--- Provided records ---

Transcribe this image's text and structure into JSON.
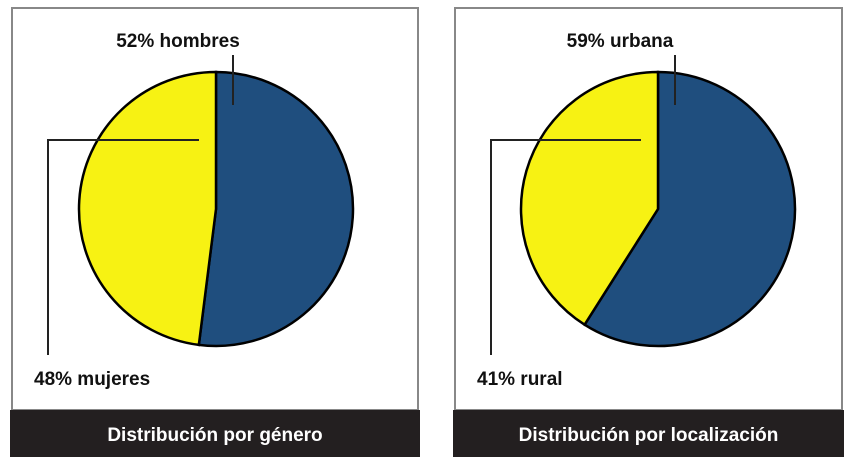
{
  "chart_data": [
    {
      "type": "pie",
      "title": "Distribución por género",
      "values": [
        52,
        48
      ],
      "value_labels": [
        "52% hombres",
        "48% mujeres"
      ],
      "colors": [
        "#1f4e7e",
        "#f7f213"
      ]
    },
    {
      "type": "pie",
      "title": "Distribución por localización",
      "values": [
        59,
        41
      ],
      "value_labels": [
        "59% urbana",
        "41% rural"
      ],
      "colors": [
        "#1f4e7e",
        "#f7f213"
      ]
    }
  ]
}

---

Task directions: Repeat the material exactly as it reads, without any of its pictures.

Response for this exercise:
Transcribe this image's text and structure into JSON.
{
  "chart_data": [
    {
      "type": "pie",
      "title": "Distribución por género",
      "values": [
        52,
        48
      ],
      "value_labels": [
        "52% hombres",
        "48% mujeres"
      ],
      "colors": [
        "#1f4e7e",
        "#f7f213"
      ]
    },
    {
      "type": "pie",
      "title": "Distribución por localización",
      "values": [
        59,
        41
      ],
      "value_labels": [
        "59% urbana",
        "41% rural"
      ],
      "colors": [
        "#1f4e7e",
        "#f7f213"
      ]
    }
  ]
}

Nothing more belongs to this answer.